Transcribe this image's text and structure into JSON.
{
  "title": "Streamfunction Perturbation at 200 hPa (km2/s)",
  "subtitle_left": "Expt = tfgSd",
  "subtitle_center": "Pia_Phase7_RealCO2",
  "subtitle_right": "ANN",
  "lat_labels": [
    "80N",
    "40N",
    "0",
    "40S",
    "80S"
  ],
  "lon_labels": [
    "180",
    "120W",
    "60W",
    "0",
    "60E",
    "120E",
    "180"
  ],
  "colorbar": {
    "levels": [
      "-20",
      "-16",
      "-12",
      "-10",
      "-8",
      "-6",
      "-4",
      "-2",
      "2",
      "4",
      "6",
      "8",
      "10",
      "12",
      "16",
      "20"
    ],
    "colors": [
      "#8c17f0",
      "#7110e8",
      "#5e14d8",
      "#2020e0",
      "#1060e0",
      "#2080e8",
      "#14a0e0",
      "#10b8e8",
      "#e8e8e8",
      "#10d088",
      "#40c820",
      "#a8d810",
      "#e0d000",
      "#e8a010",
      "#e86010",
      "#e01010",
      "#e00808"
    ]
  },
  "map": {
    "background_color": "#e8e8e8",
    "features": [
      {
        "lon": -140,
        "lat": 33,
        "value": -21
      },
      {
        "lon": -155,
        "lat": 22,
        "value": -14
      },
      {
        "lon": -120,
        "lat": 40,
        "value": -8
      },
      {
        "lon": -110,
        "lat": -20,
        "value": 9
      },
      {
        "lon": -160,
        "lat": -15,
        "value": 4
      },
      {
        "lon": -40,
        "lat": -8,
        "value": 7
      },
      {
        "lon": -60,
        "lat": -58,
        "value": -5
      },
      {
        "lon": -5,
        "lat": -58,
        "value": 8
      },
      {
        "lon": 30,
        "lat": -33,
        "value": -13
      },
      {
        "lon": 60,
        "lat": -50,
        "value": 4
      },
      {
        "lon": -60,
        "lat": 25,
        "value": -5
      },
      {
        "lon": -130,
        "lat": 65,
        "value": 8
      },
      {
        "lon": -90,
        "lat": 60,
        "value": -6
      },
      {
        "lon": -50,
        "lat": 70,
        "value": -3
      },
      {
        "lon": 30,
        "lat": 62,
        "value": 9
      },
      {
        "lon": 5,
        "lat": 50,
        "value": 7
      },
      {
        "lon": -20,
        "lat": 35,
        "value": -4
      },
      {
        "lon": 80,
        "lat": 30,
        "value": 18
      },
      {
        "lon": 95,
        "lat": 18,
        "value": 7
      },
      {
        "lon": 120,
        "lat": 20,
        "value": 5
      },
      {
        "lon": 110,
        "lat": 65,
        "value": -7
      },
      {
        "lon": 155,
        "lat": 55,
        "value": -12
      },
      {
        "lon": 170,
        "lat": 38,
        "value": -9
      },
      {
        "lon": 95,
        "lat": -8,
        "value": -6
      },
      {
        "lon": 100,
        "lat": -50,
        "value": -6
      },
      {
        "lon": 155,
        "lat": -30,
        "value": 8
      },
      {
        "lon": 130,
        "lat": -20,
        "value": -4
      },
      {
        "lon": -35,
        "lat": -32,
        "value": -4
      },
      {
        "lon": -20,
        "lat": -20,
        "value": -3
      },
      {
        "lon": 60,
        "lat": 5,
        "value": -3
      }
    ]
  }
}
--
**STATED TASK:** Go through the listing and copy all of it exactly.

**EXERCISE ANSWER:**
Transcribe this image's text and structure into JSON.
{
  "title": "Streamfunction Perturbation at 200 hPa (km2/s)",
  "subtitle_left": "Expt = tfgSd",
  "subtitle_center": "Pia_Phase7_RealCO2",
  "subtitle_right": "ANN",
  "lat_labels": [
    "80N",
    "40N",
    "0",
    "40S",
    "80S"
  ],
  "lon_labels": [
    "180",
    "120W",
    "60W",
    "0",
    "60E",
    "120E",
    "180"
  ],
  "colorbar": {
    "levels": [
      "-20",
      "-16",
      "-12",
      "-10",
      "-8",
      "-6",
      "-4",
      "-2",
      "2",
      "4",
      "6",
      "8",
      "10",
      "12",
      "16",
      "20"
    ],
    "colors": [
      "#8c17f0",
      "#7110e8",
      "#5e14d8",
      "#2020e0",
      "#1060e0",
      "#2080e8",
      "#14a0e0",
      "#10b8e8",
      "#e8e8e8",
      "#10d088",
      "#40c820",
      "#a8d810",
      "#e0d000",
      "#e8a010",
      "#e86010",
      "#e01010",
      "#e00808"
    ]
  },
  "map": {
    "background_color": "#e8e8e8",
    "features": [
      {
        "lon": -140,
        "lat": 33,
        "value": -21
      },
      {
        "lon": -155,
        "lat": 22,
        "value": -14
      },
      {
        "lon": -120,
        "lat": 40,
        "value": -8
      },
      {
        "lon": -110,
        "lat": -20,
        "value": 9
      },
      {
        "lon": -160,
        "lat": -15,
        "value": 4
      },
      {
        "lon": -40,
        "lat": -8,
        "value": 7
      },
      {
        "lon": -60,
        "lat": -58,
        "value": -5
      },
      {
        "lon": -5,
        "lat": -58,
        "value": 8
      },
      {
        "lon": 30,
        "lat": -33,
        "value": -13
      },
      {
        "lon": 60,
        "lat": -50,
        "value": 4
      },
      {
        "lon": -60,
        "lat": 25,
        "value": -5
      },
      {
        "lon": -130,
        "lat": 65,
        "value": 8
      },
      {
        "lon": -90,
        "lat": 60,
        "value": -6
      },
      {
        "lon": -50,
        "lat": 70,
        "value": -3
      },
      {
        "lon": 30,
        "lat": 62,
        "value": 9
      },
      {
        "lon": 5,
        "lat": 50,
        "value": 7
      },
      {
        "lon": -20,
        "lat": 35,
        "value": -4
      },
      {
        "lon": 80,
        "lat": 30,
        "value": 18
      },
      {
        "lon": 95,
        "lat": 18,
        "value": 7
      },
      {
        "lon": 120,
        "lat": 20,
        "value": 5
      },
      {
        "lon": 110,
        "lat": 65,
        "value": -7
      },
      {
        "lon": 155,
        "lat": 55,
        "value": -12
      },
      {
        "lon": 170,
        "lat": 38,
        "value": -9
      },
      {
        "lon": 95,
        "lat": -8,
        "value": -6
      },
      {
        "lon": 100,
        "lat": -50,
        "value": -6
      },
      {
        "lon": 155,
        "lat": -30,
        "value": 8
      },
      {
        "lon": 130,
        "lat": -20,
        "value": -4
      },
      {
        "lon": -35,
        "lat": -32,
        "value": -4
      },
      {
        "lon": -20,
        "lat": -20,
        "value": -3
      },
      {
        "lon": 60,
        "lat": 5,
        "value": -3
      }
    ]
  }
}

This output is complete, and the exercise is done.